Stated task: Leave out the pictures and repeat everything else in the records exactly.

Supplied records:
★ ★ ★ ★ ★

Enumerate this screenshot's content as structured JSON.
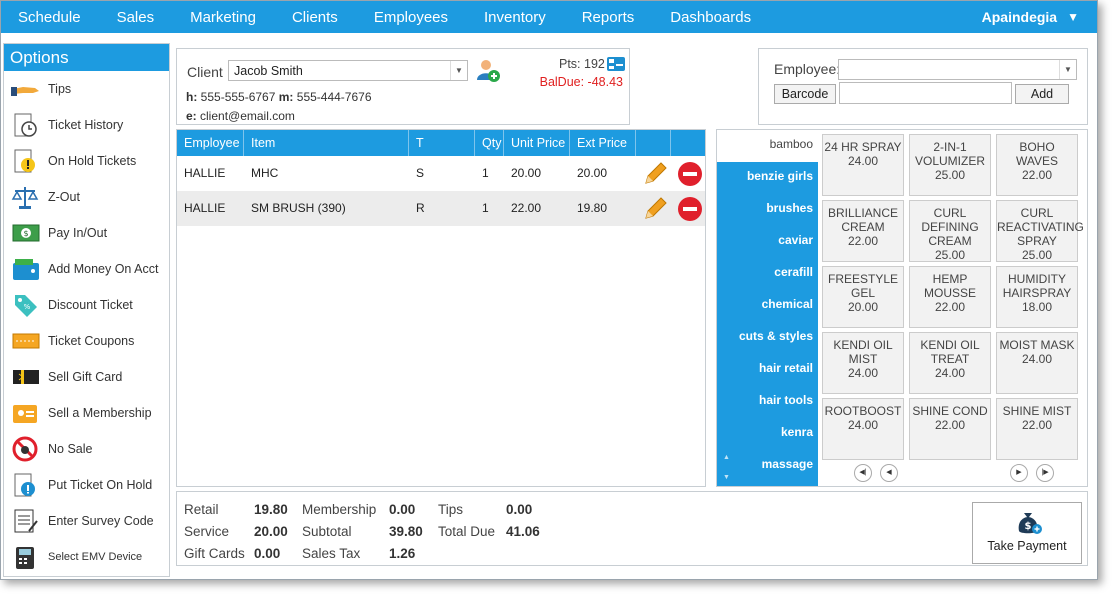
{
  "nav": {
    "items": [
      "Schedule",
      "Sales",
      "Marketing",
      "Clients",
      "Employees",
      "Inventory",
      "Reports",
      "Dashboards"
    ],
    "user": "Apaindegia"
  },
  "options": {
    "title": "Options",
    "items": [
      "Tips",
      "Ticket History",
      "On Hold Tickets",
      "Z-Out",
      "Pay In/Out",
      "Add Money On Acct",
      "Discount Ticket",
      "Ticket Coupons",
      "Sell Gift Card",
      "Sell a Membership",
      "No Sale",
      "Put Ticket On Hold",
      "Enter Survey Code",
      "Select EMV Device"
    ]
  },
  "client": {
    "label": "Client",
    "name": "Jacob Smith",
    "home_label": "h:",
    "home_phone": "555-555-6767",
    "mobile_label": "m:",
    "mobile_phone": "555-444-7676",
    "email_label": "e:",
    "email": "client@email.com",
    "points": "Pts: 192",
    "balance_due": "BalDue: -48.43"
  },
  "employee_panel": {
    "label": "Employee:",
    "barcode_label": "Barcode",
    "add_label": "Add"
  },
  "ticket": {
    "columns": [
      "Employee",
      "Item",
      "T",
      "Qty",
      "Unit Price",
      "Ext Price"
    ],
    "rows": [
      {
        "employee": "HALLIE",
        "item": "MHC",
        "type": "S",
        "qty": "1",
        "unit_price": "20.00",
        "ext_price": "20.00"
      },
      {
        "employee": "HALLIE",
        "item": "SM BRUSH (390)",
        "type": "R",
        "qty": "1",
        "unit_price": "22.00",
        "ext_price": "19.80"
      }
    ]
  },
  "categories": [
    "bamboo",
    "benzie girls",
    "brushes",
    "caviar",
    "cerafill",
    "chemical",
    "cuts & styles",
    "hair retail",
    "hair tools",
    "kenra",
    "massage"
  ],
  "products": [
    {
      "name": "24 HR SPRAY",
      "price": "24.00"
    },
    {
      "name": "2-IN-1 VOLUMIZER",
      "price": "25.00"
    },
    {
      "name": "BOHO WAVES",
      "price": "22.00"
    },
    {
      "name": "BRILLIANCE CREAM",
      "price": "22.00"
    },
    {
      "name": "CURL DEFINING CREAM",
      "price": "25.00"
    },
    {
      "name": "CURL REACTIVATING SPRAY",
      "price": "25.00"
    },
    {
      "name": "FREESTYLE GEL",
      "price": "20.00"
    },
    {
      "name": "HEMP MOUSSE",
      "price": "22.00"
    },
    {
      "name": "HUMIDITY HAIRSPRAY",
      "price": "18.00"
    },
    {
      "name": "KENDI OIL MIST",
      "price": "24.00"
    },
    {
      "name": "KENDI OIL TREAT",
      "price": "24.00"
    },
    {
      "name": "MOIST MASK",
      "price": "24.00"
    },
    {
      "name": "ROOTBOOST",
      "price": "24.00"
    },
    {
      "name": "SHINE COND",
      "price": "22.00"
    },
    {
      "name": "SHINE MIST",
      "price": "22.00"
    }
  ],
  "totals": {
    "retail_label": "Retail",
    "retail": "19.80",
    "service_label": "Service",
    "service": "20.00",
    "gift_cards_label": "Gift Cards",
    "gift_cards": "0.00",
    "membership_label": "Membership",
    "membership": "0.00",
    "subtotal_label": "Subtotal",
    "subtotal": "39.80",
    "sales_tax_label": "Sales Tax",
    "sales_tax": "1.26",
    "tips_label": "Tips",
    "tips": "0.00",
    "total_due_label": "Total Due",
    "total_due": "41.06"
  },
  "payment": {
    "label": "Take Payment"
  },
  "colors": {
    "accent": "#1d9be0",
    "balance_due": "#e02020",
    "remove": "#e0202c",
    "pencil": "#f0a020"
  }
}
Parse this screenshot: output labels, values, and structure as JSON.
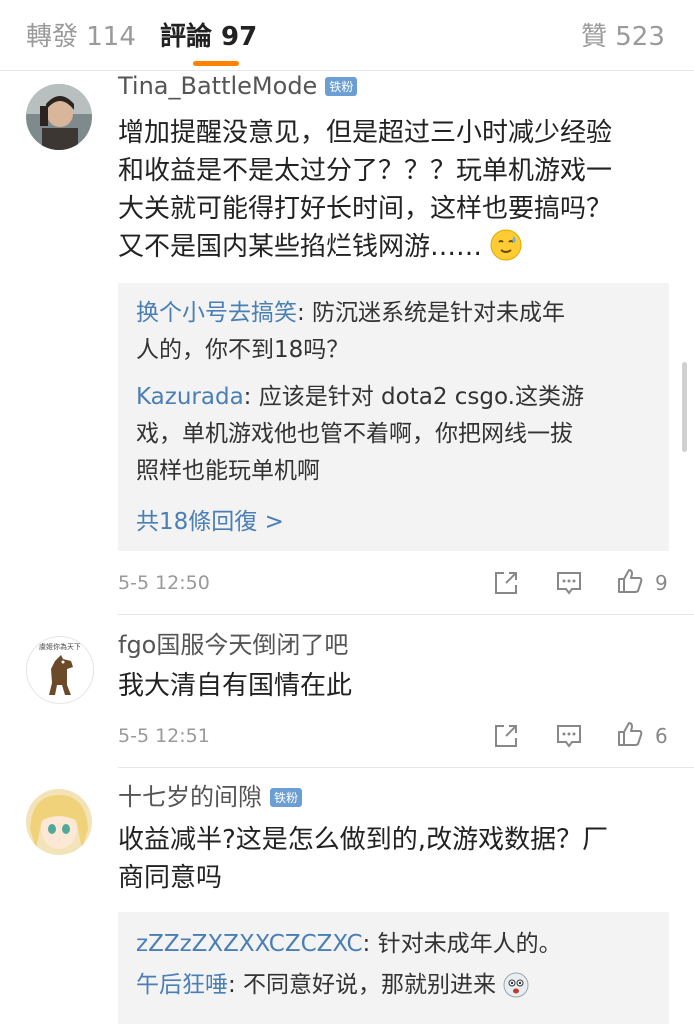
{
  "tabs": {
    "reposts": "轉發 114",
    "comments": "評論 97",
    "likes": "贊 523",
    "accent_color": "#ff8200"
  },
  "comments": [
    {
      "username": "Tina_BattleMode",
      "badge": "铁粉",
      "lines": [
        "增加提醒没意见，但是超过三小时减少经验",
        "和收益是不是太过分了？？？玩单机游戏一",
        "大关就可能得打好长时间，这样也要搞吗？",
        "又不是国内某些掐烂钱网游……"
      ],
      "emoji": "sweat-smile-emoji",
      "replies": [
        {
          "name": "换个小号去搞笑",
          "lines": [
            ": 防沉迷系统是针对未成年",
            "人的，你不到18吗？"
          ]
        },
        {
          "name": "Kazurada",
          "lines": [
            ": 应该是针对 dota2  csgo.这类游",
            "戏，单机游戏他也管不着啊，你把网线一拔",
            "照样也能玩单机啊"
          ]
        }
      ],
      "more_replies": "共18條回復 >",
      "time": "5-5 12:50",
      "likes": "9"
    },
    {
      "username": "fgo国服今天倒闭了吧",
      "avatar_caption": "虞姬你為天下",
      "lines": [
        "我大清自有国情在此"
      ],
      "time": "5-5 12:51",
      "likes": "6"
    },
    {
      "username": "十七岁的间隙",
      "badge": "铁粉",
      "lines": [
        "收益减半?这是怎么做到的,改游戏数据？厂",
        "商同意吗"
      ],
      "replies": [
        {
          "name": "zZZzZXZXXCZCZXC",
          "lines": [
            ": 针对未成年人的。"
          ]
        },
        {
          "name": "午后狂唾",
          "lines": [
            ": 不同意好说，那就别进来"
          ]
        }
      ]
    }
  ]
}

★ ★ ★ ★ ★

Response:
Enumerate this screenshot's content as structured JSON.
{
  "nav": {
    "items": [
      "Schedule",
      "Sales",
      "Marketing",
      "Clients",
      "Employees",
      "Inventory",
      "Reports",
      "Dashboards"
    ],
    "user": "Apaindegia"
  },
  "options": {
    "title": "Options",
    "items": [
      "Tips",
      "Ticket History",
      "On Hold Tickets",
      "Z-Out",
      "Pay In/Out",
      "Add Money On Acct",
      "Discount Ticket",
      "Ticket Coupons",
      "Sell Gift Card",
      "Sell a Membership",
      "No Sale",
      "Put Ticket On Hold",
      "Enter Survey Code",
      "Select EMV Device"
    ]
  },
  "client": {
    "label": "Client",
    "name": "Jacob Smith",
    "home_label": "h:",
    "home_phone": "555-555-6767",
    "mobile_label": "m:",
    "mobile_phone": "555-444-7676",
    "email_label": "e:",
    "email": "client@email.com",
    "points": "Pts: 192",
    "balance_due": "BalDue: -48.43"
  },
  "employee_panel": {
    "label": "Employee:",
    "barcode_label": "Barcode",
    "add_label": "Add"
  },
  "ticket": {
    "columns": [
      "Employee",
      "Item",
      "T",
      "Qty",
      "Unit Price",
      "Ext Price"
    ],
    "rows": [
      {
        "employee": "HALLIE",
        "item": "MHC",
        "type": "S",
        "qty": "1",
        "unit_price": "20.00",
        "ext_price": "20.00"
      },
      {
        "employee": "HALLIE",
        "item": "SM BRUSH (390)",
        "type": "R",
        "qty": "1",
        "unit_price": "22.00",
        "ext_price": "19.80"
      }
    ]
  },
  "categories": [
    "bamboo",
    "benzie girls",
    "brushes",
    "caviar",
    "cerafill",
    "chemical",
    "cuts & styles",
    "hair retail",
    "hair tools",
    "kenra",
    "massage"
  ],
  "products": [
    {
      "name": "24 HR SPRAY",
      "price": "24.00"
    },
    {
      "name": "2-IN-1 VOLUMIZER",
      "price": "25.00"
    },
    {
      "name": "BOHO WAVES",
      "price": "22.00"
    },
    {
      "name": "BRILLIANCE CREAM",
      "price": "22.00"
    },
    {
      "name": "CURL DEFINING CREAM",
      "price": "25.00"
    },
    {
      "name": "CURL REACTIVATING SPRAY",
      "price": "25.00"
    },
    {
      "name": "FREESTYLE GEL",
      "price": "20.00"
    },
    {
      "name": "HEMP MOUSSE",
      "price": "22.00"
    },
    {
      "name": "HUMIDITY HAIRSPRAY",
      "price": "18.00"
    },
    {
      "name": "KENDI OIL MIST",
      "price": "24.00"
    },
    {
      "name": "KENDI OIL TREAT",
      "price": "24.00"
    },
    {
      "name": "MOIST MASK",
      "price": "24.00"
    },
    {
      "name": "ROOTBOOST",
      "price": "24.00"
    },
    {
      "name": "SHINE COND",
      "price": "22.00"
    },
    {
      "name": "SHINE MIST",
      "price": "22.00"
    }
  ],
  "totals": {
    "retail_label": "Retail",
    "retail": "19.80",
    "service_label": "Service",
    "service": "20.00",
    "gift_cards_label": "Gift Cards",
    "gift_cards": "0.00",
    "membership_label": "Membership",
    "membership": "0.00",
    "subtotal_label": "Subtotal",
    "subtotal": "39.80",
    "sales_tax_label": "Sales Tax",
    "sales_tax": "1.26",
    "tips_label": "Tips",
    "tips": "0.00",
    "total_due_label": "Total Due",
    "total_due": "41.06"
  },
  "payment": {
    "label": "Take Payment"
  },
  "colors": {
    "accent": "#1d9be0",
    "balance_due": "#e02020",
    "remove": "#e0202c",
    "pencil": "#f0a020"
  }
}
Parse this screenshot: output labels, values, and structure as JSON.
{
  "tabs": {
    "reposts": "轉發 114",
    "comments": "評論 97",
    "likes": "贊 523",
    "accent_color": "#ff8200"
  },
  "comments": [
    {
      "username": "Tina_BattleMode",
      "badge": "铁粉",
      "lines": [
        "增加提醒没意见，但是超过三小时减少经验",
        "和收益是不是太过分了？？？玩单机游戏一",
        "大关就可能得打好长时间，这样也要搞吗？",
        "又不是国内某些掐烂钱网游……"
      ],
      "emoji": "sweat-smile-emoji",
      "replies": [
        {
          "name": "换个小号去搞笑",
          "lines": [
            ": 防沉迷系统是针对未成年",
            "人的，你不到18吗？"
          ]
        },
        {
          "name": "Kazurada",
          "lines": [
            ": 应该是针对 dota2  csgo.这类游",
            "戏，单机游戏他也管不着啊，你把网线一拔",
            "照样也能玩单机啊"
          ]
        }
      ],
      "more_replies": "共18條回復 >",
      "time": "5-5 12:50",
      "likes": "9"
    },
    {
      "username": "fgo国服今天倒闭了吧",
      "avatar_caption": "虞姬你為天下",
      "lines": [
        "我大清自有国情在此"
      ],
      "time": "5-5 12:51",
      "likes": "6"
    },
    {
      "username": "十七岁的间隙",
      "badge": "铁粉",
      "lines": [
        "收益减半?这是怎么做到的,改游戏数据？厂",
        "商同意吗"
      ],
      "replies": [
        {
          "name": "zZZzZXZXXCZCZXC",
          "lines": [
            ": 针对未成年人的。"
          ]
        },
        {
          "name": "午后狂唾",
          "lines": [
            ": 不同意好说，那就别进来"
          ]
        }
      ]
    }
  ]
}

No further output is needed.